> **Data section**:
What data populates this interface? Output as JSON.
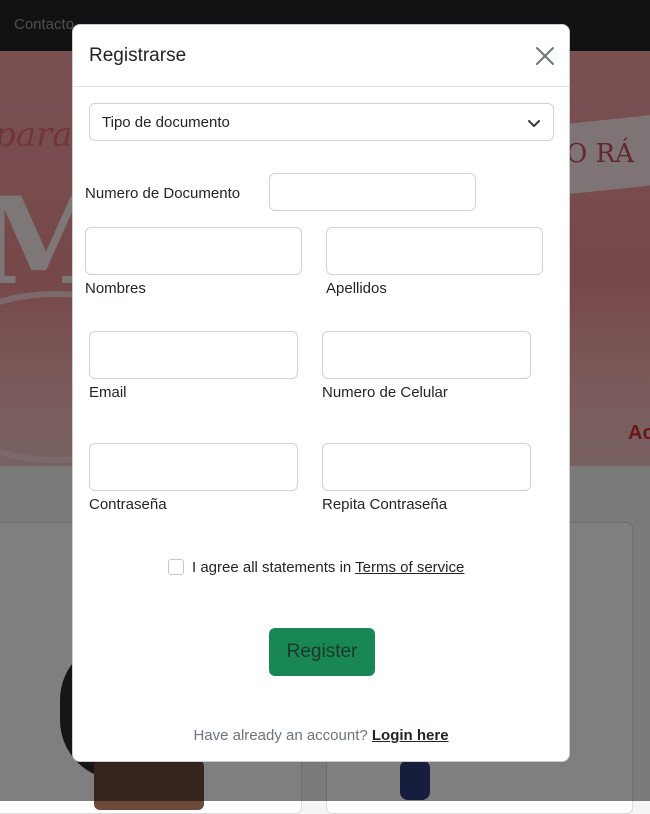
{
  "background": {
    "nav_link": "Contacto",
    "banner_script": "para",
    "banner_big": "MÁ",
    "banner_ribbon": "O RÁ",
    "banner_corner": "Ac"
  },
  "modal": {
    "title": "Registrarse",
    "close_icon": "close-icon",
    "document_type": {
      "selected": "Tipo de documento",
      "icon": "chevron-down-icon"
    },
    "fields": {
      "document_number_label": "Numero de Documento",
      "first_names_label": "Nombres",
      "last_names_label": "Apellidos",
      "email_label": "Email",
      "phone_label": "Numero de Celular",
      "password_label": "Contraseña",
      "repeat_password_label": "Repita Contraseña"
    },
    "terms": {
      "text": "I agree all statements in ",
      "link": "Terms of service"
    },
    "register_label": "Register",
    "login": {
      "text": "Have already an account? ",
      "link": "Login here"
    }
  },
  "colors": {
    "primary_button": "#198754",
    "banner_pink": "#ee8f93",
    "navbar": "#212529"
  }
}
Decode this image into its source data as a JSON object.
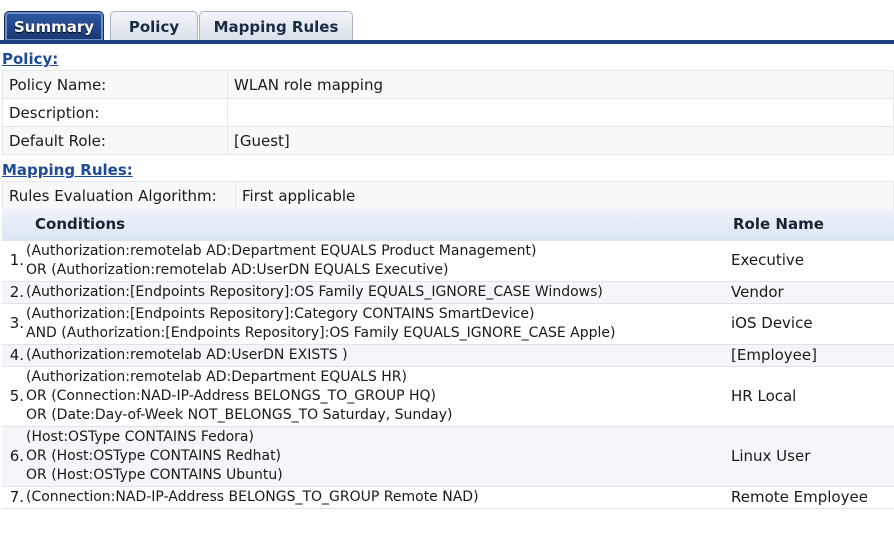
{
  "tabs": [
    {
      "label": "Summary",
      "active": true
    },
    {
      "label": "Policy",
      "active": false
    },
    {
      "label": "Mapping Rules",
      "active": false
    }
  ],
  "policy_section": {
    "title": "Policy:",
    "fields": [
      {
        "label": "Policy Name:",
        "value": "WLAN role mapping"
      },
      {
        "label": "Description:",
        "value": ""
      },
      {
        "label": "Default Role:",
        "value": "[Guest]"
      }
    ]
  },
  "mapping_section": {
    "title": "Mapping Rules:",
    "algorithm_label": "Rules Evaluation Algorithm:",
    "algorithm_value": "First applicable",
    "columns": {
      "conditions": "Conditions",
      "role": "Role Name"
    },
    "rows": [
      {
        "num": "1.",
        "lines": [
          "(Authorization:remotelab AD:Department EQUALS Product Management)",
          "OR (Authorization:remotelab AD:UserDN EQUALS Executive)"
        ],
        "role": "Executive"
      },
      {
        "num": "2.",
        "lines": [
          "(Authorization:[Endpoints Repository]:OS Family EQUALS_IGNORE_CASE Windows)"
        ],
        "role": "Vendor"
      },
      {
        "num": "3.",
        "lines": [
          "(Authorization:[Endpoints Repository]:Category CONTAINS SmartDevice)",
          "AND (Authorization:[Endpoints Repository]:OS Family EQUALS_IGNORE_CASE Apple)"
        ],
        "role": "iOS Device"
      },
      {
        "num": "4.",
        "lines": [
          "(Authorization:remotelab AD:UserDN EXISTS  )"
        ],
        "role": "[Employee]"
      },
      {
        "num": "5.",
        "lines": [
          "(Authorization:remotelab AD:Department EQUALS HR)",
          "OR (Connection:NAD-IP-Address BELONGS_TO_GROUP HQ)",
          "OR (Date:Day-of-Week NOT_BELONGS_TO Saturday, Sunday)"
        ],
        "role": "HR Local"
      },
      {
        "num": "6.",
        "lines": [
          "(Host:OSType CONTAINS Fedora)",
          "OR (Host:OSType CONTAINS Redhat)",
          "OR (Host:OSType CONTAINS Ubuntu)"
        ],
        "role": "Linux User"
      },
      {
        "num": "7.",
        "lines": [
          "(Connection:NAD-IP-Address BELONGS_TO_GROUP Remote NAD)"
        ],
        "role": "Remote Employee"
      }
    ]
  }
}
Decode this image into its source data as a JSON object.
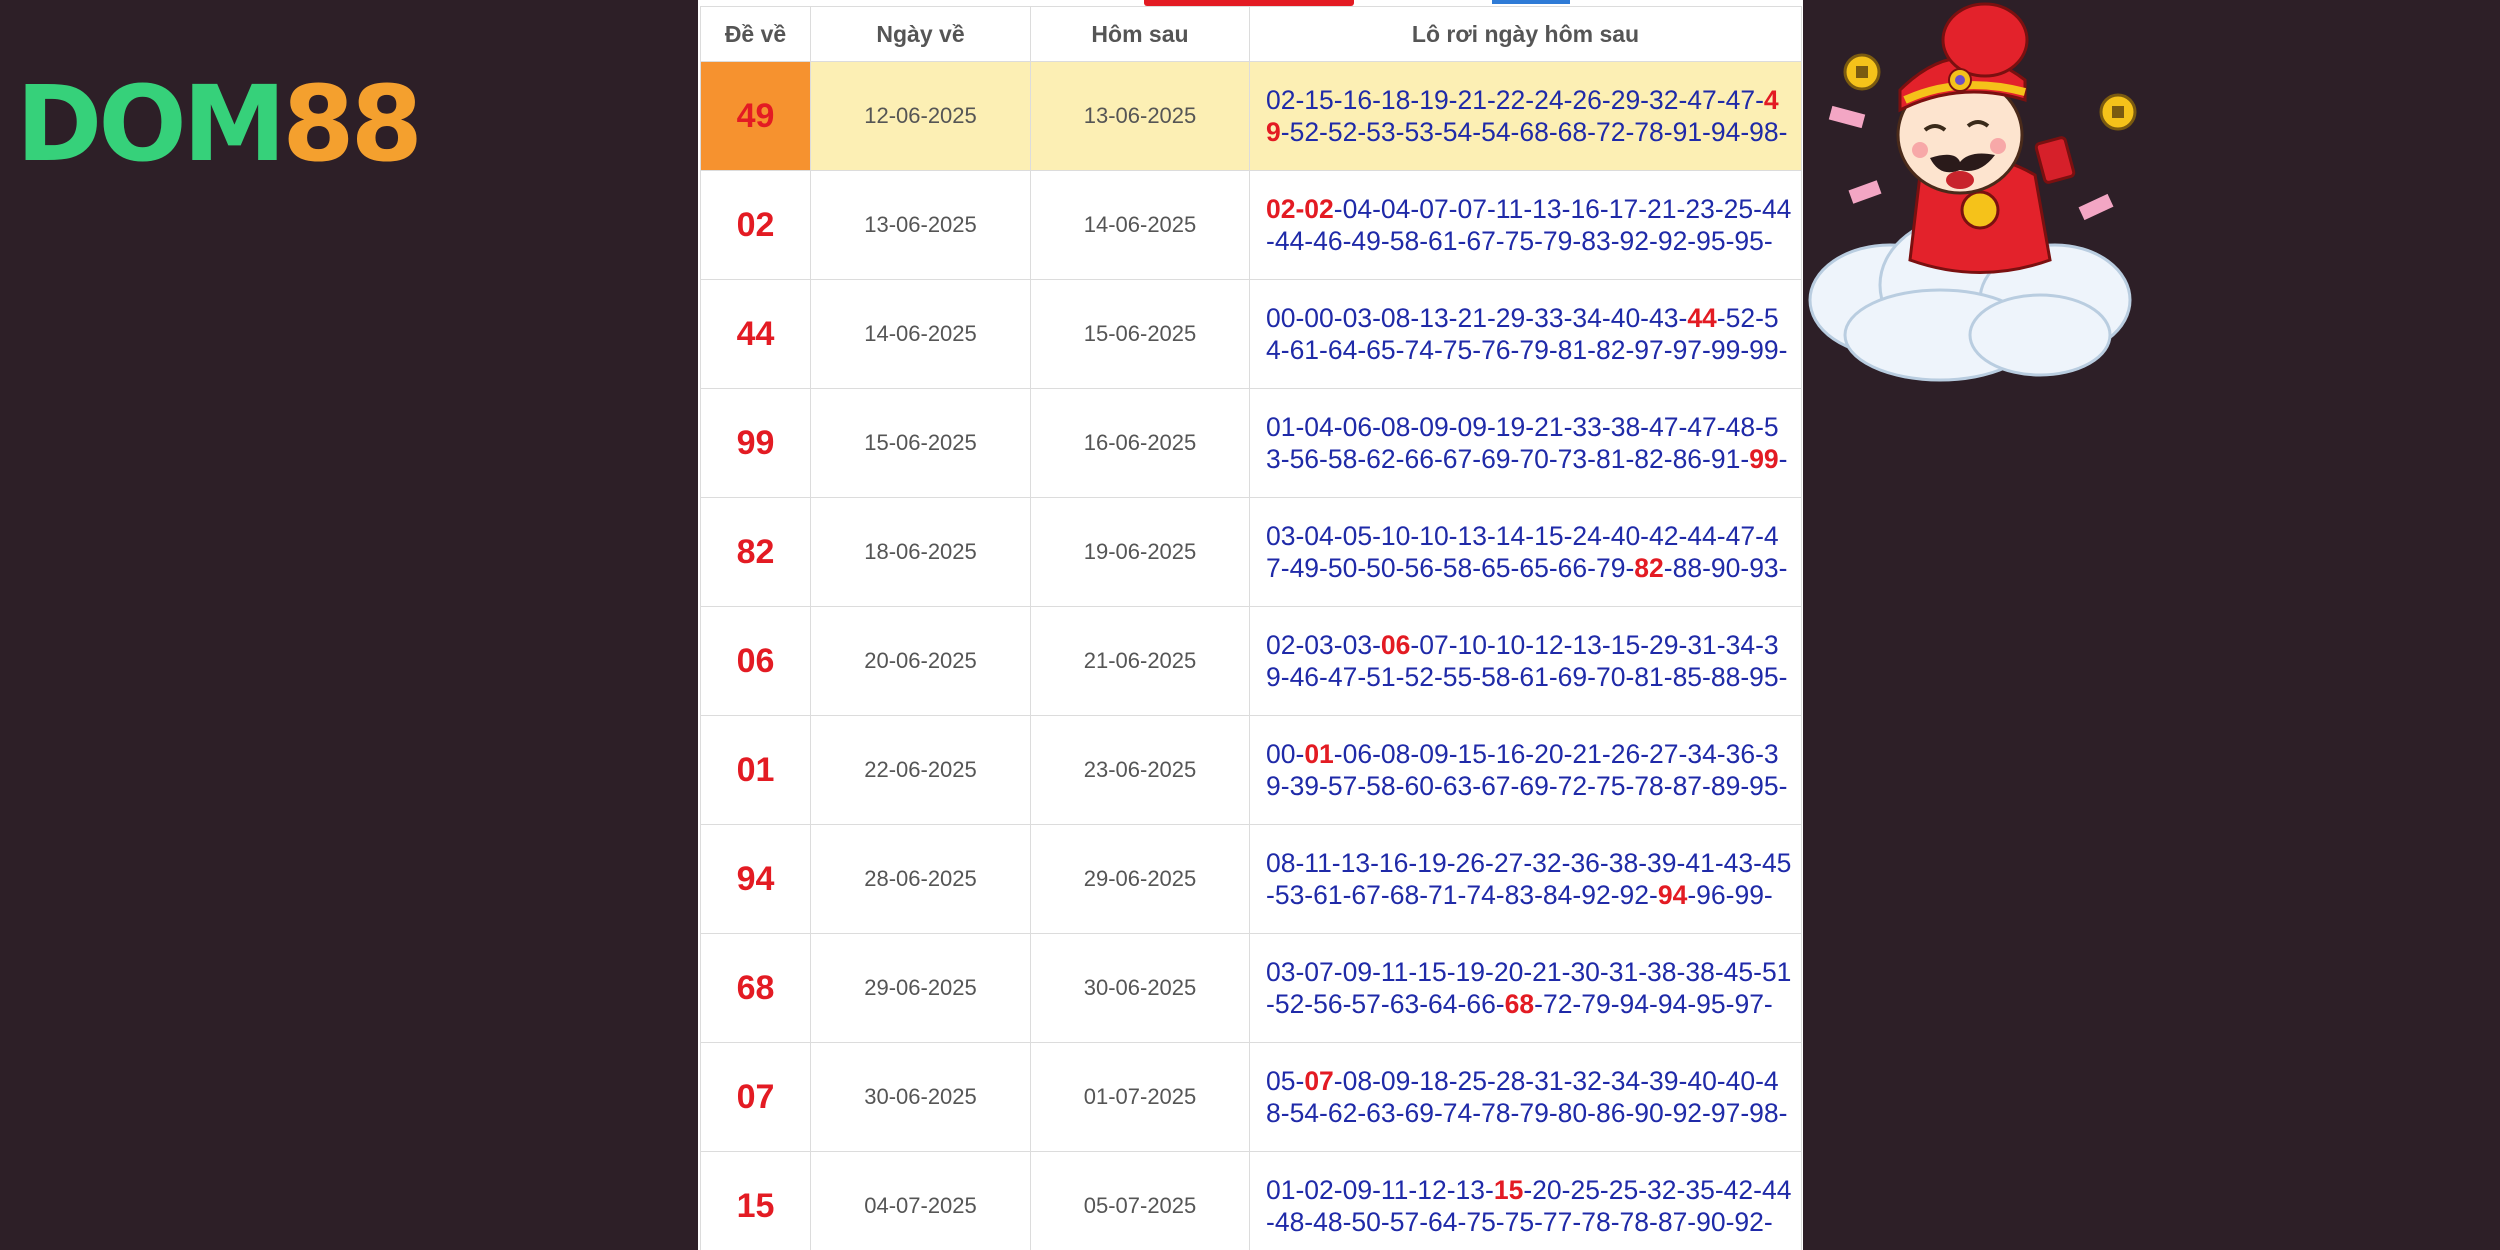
{
  "brand": {
    "logo_part1": "DOM",
    "logo_part2": "88"
  },
  "table": {
    "headers": {
      "de_ve": "Đề về",
      "ngay_ve": "Ngày về",
      "hom_sau": "Hôm sau",
      "lo_roi": "Lô rơi ngày hôm sau"
    },
    "rows": [
      {
        "de": "49",
        "ngay_ve": "12-06-2025",
        "hom_sau": "13-06-2025",
        "lo_before": "02-15-16-18-19-21-22-24-26-29-32-47-47-",
        "lo_hit": "49",
        "lo_after": "-52-52-53-53-54-54-68-68-72-78-91-94-98-"
      },
      {
        "de": "02",
        "ngay_ve": "13-06-2025",
        "hom_sau": "14-06-2025",
        "lo_before": "",
        "lo_hit": "02-02",
        "lo_after": "-04-04-07-07-11-13-16-17-21-23-25-44-44-46-49-58-61-67-75-79-83-92-92-95-95-"
      },
      {
        "de": "44",
        "ngay_ve": "14-06-2025",
        "hom_sau": "15-06-2025",
        "lo_before": "00-00-03-08-13-21-29-33-34-40-43-",
        "lo_hit": "44",
        "lo_after": "-52-54-61-64-65-74-75-76-79-81-82-97-97-99-99-"
      },
      {
        "de": "99",
        "ngay_ve": "15-06-2025",
        "hom_sau": "16-06-2025",
        "lo_before": "01-04-06-08-09-09-19-21-33-38-47-47-48-53-56-58-62-66-67-69-70-73-81-82-86-91-",
        "lo_hit": "99",
        "lo_after": "-"
      },
      {
        "de": "82",
        "ngay_ve": "18-06-2025",
        "hom_sau": "19-06-2025",
        "lo_before": "03-04-05-10-10-13-14-15-24-40-42-44-47-47-49-50-50-56-58-65-65-66-79-",
        "lo_hit": "82",
        "lo_after": "-88-90-93-"
      },
      {
        "de": "06",
        "ngay_ve": "20-06-2025",
        "hom_sau": "21-06-2025",
        "lo_before": "02-03-03-",
        "lo_hit": "06",
        "lo_after": "-07-10-10-12-13-15-29-31-34-39-46-47-51-52-55-58-61-69-70-81-85-88-95-"
      },
      {
        "de": "01",
        "ngay_ve": "22-06-2025",
        "hom_sau": "23-06-2025",
        "lo_before": "00-",
        "lo_hit": "01",
        "lo_after": "-06-08-09-15-16-20-21-26-27-34-36-39-39-57-58-60-63-67-69-72-75-78-87-89-95-"
      },
      {
        "de": "94",
        "ngay_ve": "28-06-2025",
        "hom_sau": "29-06-2025",
        "lo_before": "08-11-13-16-19-26-27-32-36-38-39-41-43-45-53-61-67-68-71-74-83-84-92-92-",
        "lo_hit": "94",
        "lo_after": "-96-99-"
      },
      {
        "de": "68",
        "ngay_ve": "29-06-2025",
        "hom_sau": "30-06-2025",
        "lo_before": "03-07-09-11-15-19-20-21-30-31-38-38-45-51-52-56-57-63-64-66-",
        "lo_hit": "68",
        "lo_after": "-72-79-94-94-95-97-"
      },
      {
        "de": "07",
        "ngay_ve": "30-06-2025",
        "hom_sau": "01-07-2025",
        "lo_before": "05-",
        "lo_hit": "07",
        "lo_after": "-08-09-18-25-28-31-32-34-39-40-40-48-54-62-63-69-74-78-79-80-86-90-92-97-98-"
      },
      {
        "de": "15",
        "ngay_ve": "04-07-2025",
        "hom_sau": "05-07-2025",
        "lo_before": "01-02-09-11-12-13-",
        "lo_hit": "15",
        "lo_after": "-20-25-25-32-35-42-44-48-48-50-57-64-75-75-77-78-78-87-90-92-"
      }
    ]
  },
  "colors": {
    "background": "#2d1f27",
    "highlight_row": "#fcefb4",
    "highlight_cell": "#f6922f",
    "hit_red": "#e31b23",
    "number_blue": "#1f2aa8"
  },
  "icons": {
    "mascot": "god-of-wealth-on-cloud-mascot"
  }
}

> **What you have to do**:
Go through the entries above and output them exactly, without pictures.

> **Exercise output**:
What data populates this interface? Output as JSON.
{
  "background": {
    "nav_link": "Contacto",
    "banner_script": "para",
    "banner_big": "MÁ",
    "banner_ribbon": "O RÁ",
    "banner_corner": "Ac"
  },
  "modal": {
    "title": "Registrarse",
    "close_icon": "close-icon",
    "document_type": {
      "selected": "Tipo de documento",
      "icon": "chevron-down-icon"
    },
    "fields": {
      "document_number_label": "Numero de Documento",
      "first_names_label": "Nombres",
      "last_names_label": "Apellidos",
      "email_label": "Email",
      "phone_label": "Numero de Celular",
      "password_label": "Contraseña",
      "repeat_password_label": "Repita Contraseña"
    },
    "terms": {
      "text": "I agree all statements in ",
      "link": "Terms of service"
    },
    "register_label": "Register",
    "login": {
      "text": "Have already an account? ",
      "link": "Login here"
    }
  },
  "colors": {
    "primary_button": "#198754",
    "banner_pink": "#ee8f93",
    "navbar": "#212529"
  }
}
Decode this image into its source data as a JSON object.
{
  "tabs": [
    {
      "label": "Summary",
      "active": true
    },
    {
      "label": "Policy",
      "active": false
    },
    {
      "label": "Mapping Rules",
      "active": false
    }
  ],
  "policy_section": {
    "title": "Policy:",
    "fields": [
      {
        "label": "Policy Name:",
        "value": "WLAN role mapping"
      },
      {
        "label": "Description:",
        "value": ""
      },
      {
        "label": "Default Role:",
        "value": "[Guest]"
      }
    ]
  },
  "mapping_section": {
    "title": "Mapping Rules:",
    "algorithm_label": "Rules Evaluation Algorithm:",
    "algorithm_value": "First applicable",
    "columns": {
      "conditions": "Conditions",
      "role": "Role Name"
    },
    "rows": [
      {
        "num": "1.",
        "lines": [
          "(Authorization:remotelab AD:Department EQUALS Product Management)",
          "OR (Authorization:remotelab AD:UserDN EQUALS Executive)"
        ],
        "role": "Executive"
      },
      {
        "num": "2.",
        "lines": [
          "(Authorization:[Endpoints Repository]:OS Family EQUALS_IGNORE_CASE Windows)"
        ],
        "role": "Vendor"
      },
      {
        "num": "3.",
        "lines": [
          "(Authorization:[Endpoints Repository]:Category CONTAINS SmartDevice)",
          "AND (Authorization:[Endpoints Repository]:OS Family EQUALS_IGNORE_CASE Apple)"
        ],
        "role": "iOS Device"
      },
      {
        "num": "4.",
        "lines": [
          "(Authorization:remotelab AD:UserDN EXISTS  )"
        ],
        "role": "[Employee]"
      },
      {
        "num": "5.",
        "lines": [
          "(Authorization:remotelab AD:Department EQUALS HR)",
          "OR (Connection:NAD-IP-Address BELONGS_TO_GROUP HQ)",
          "OR (Date:Day-of-Week NOT_BELONGS_TO Saturday, Sunday)"
        ],
        "role": "HR Local"
      },
      {
        "num": "6.",
        "lines": [
          "(Host:OSType CONTAINS Fedora)",
          "OR (Host:OSType CONTAINS Redhat)",
          "OR (Host:OSType CONTAINS Ubuntu)"
        ],
        "role": "Linux User"
      },
      {
        "num": "7.",
        "lines": [
          "(Connection:NAD-IP-Address BELONGS_TO_GROUP Remote NAD)"
        ],
        "role": "Remote Employee"
      }
    ]
  }
}
Decode this image into its source data as a JSON object.
{
  "brand": {
    "logo_part1": "DOM",
    "logo_part2": "88"
  },
  "table": {
    "headers": {
      "de_ve": "Đề về",
      "ngay_ve": "Ngày về",
      "hom_sau": "Hôm sau",
      "lo_roi": "Lô rơi ngày hôm sau"
    },
    "rows": [
      {
        "de": "49",
        "ngay_ve": "12-06-2025",
        "hom_sau": "13-06-2025",
        "lo_before": "02-15-16-18-19-21-22-24-26-29-32-47-47-",
        "lo_hit": "49",
        "lo_after": "-52-52-53-53-54-54-68-68-72-78-91-94-98-"
      },
      {
        "de": "02",
        "ngay_ve": "13-06-2025",
        "hom_sau": "14-06-2025",
        "lo_before": "",
        "lo_hit": "02-02",
        "lo_after": "-04-04-07-07-11-13-16-17-21-23-25-44-44-46-49-58-61-67-75-79-83-92-92-95-95-"
      },
      {
        "de": "44",
        "ngay_ve": "14-06-2025",
        "hom_sau": "15-06-2025",
        "lo_before": "00-00-03-08-13-21-29-33-34-40-43-",
        "lo_hit": "44",
        "lo_after": "-52-54-61-64-65-74-75-76-79-81-82-97-97-99-99-"
      },
      {
        "de": "99",
        "ngay_ve": "15-06-2025",
        "hom_sau": "16-06-2025",
        "lo_before": "01-04-06-08-09-09-19-21-33-38-47-47-48-53-56-58-62-66-67-69-70-73-81-82-86-91-",
        "lo_hit": "99",
        "lo_after": "-"
      },
      {
        "de": "82",
        "ngay_ve": "18-06-2025",
        "hom_sau": "19-06-2025",
        "lo_before": "03-04-05-10-10-13-14-15-24-40-42-44-47-47-49-50-50-56-58-65-65-66-79-",
        "lo_hit": "82",
        "lo_after": "-88-90-93-"
      },
      {
        "de": "06",
        "ngay_ve": "20-06-2025",
        "hom_sau": "21-06-2025",
        "lo_before": "02-03-03-",
        "lo_hit": "06",
        "lo_after": "-07-10-10-12-13-15-29-31-34-39-46-47-51-52-55-58-61-69-70-81-85-88-95-"
      },
      {
        "de": "01",
        "ngay_ve": "22-06-2025",
        "hom_sau": "23-06-2025",
        "lo_before": "00-",
        "lo_hit": "01",
        "lo_after": "-06-08-09-15-16-20-21-26-27-34-36-39-39-57-58-60-63-67-69-72-75-78-87-89-95-"
      },
      {
        "de": "94",
        "ngay_ve": "28-06-2025",
        "hom_sau": "29-06-2025",
        "lo_before": "08-11-13-16-19-26-27-32-36-38-39-41-43-45-53-61-67-68-71-74-83-84-92-92-",
        "lo_hit": "94",
        "lo_after": "-96-99-"
      },
      {
        "de": "68",
        "ngay_ve": "29-06-2025",
        "hom_sau": "30-06-2025",
        "lo_before": "03-07-09-11-15-19-20-21-30-31-38-38-45-51-52-56-57-63-64-66-",
        "lo_hit": "68",
        "lo_after": "-72-79-94-94-95-97-"
      },
      {
        "de": "07",
        "ngay_ve": "30-06-2025",
        "hom_sau": "01-07-2025",
        "lo_before": "05-",
        "lo_hit": "07",
        "lo_after": "-08-09-18-25-28-31-32-34-39-40-40-48-54-62-63-69-74-78-79-80-86-90-92-97-98-"
      },
      {
        "de": "15",
        "ngay_ve": "04-07-2025",
        "hom_sau": "05-07-2025",
        "lo_before": "01-02-09-11-12-13-",
        "lo_hit": "15",
        "lo_after": "-20-25-25-32-35-42-44-48-48-50-57-64-75-75-77-78-78-87-90-92-"
      }
    ]
  },
  "colors": {
    "background": "#2d1f27",
    "highlight_row": "#fcefb4",
    "highlight_cell": "#f6922f",
    "hit_red": "#e31b23",
    "number_blue": "#1f2aa8"
  },
  "icons": {
    "mascot": "god-of-wealth-on-cloud-mascot"
  }
}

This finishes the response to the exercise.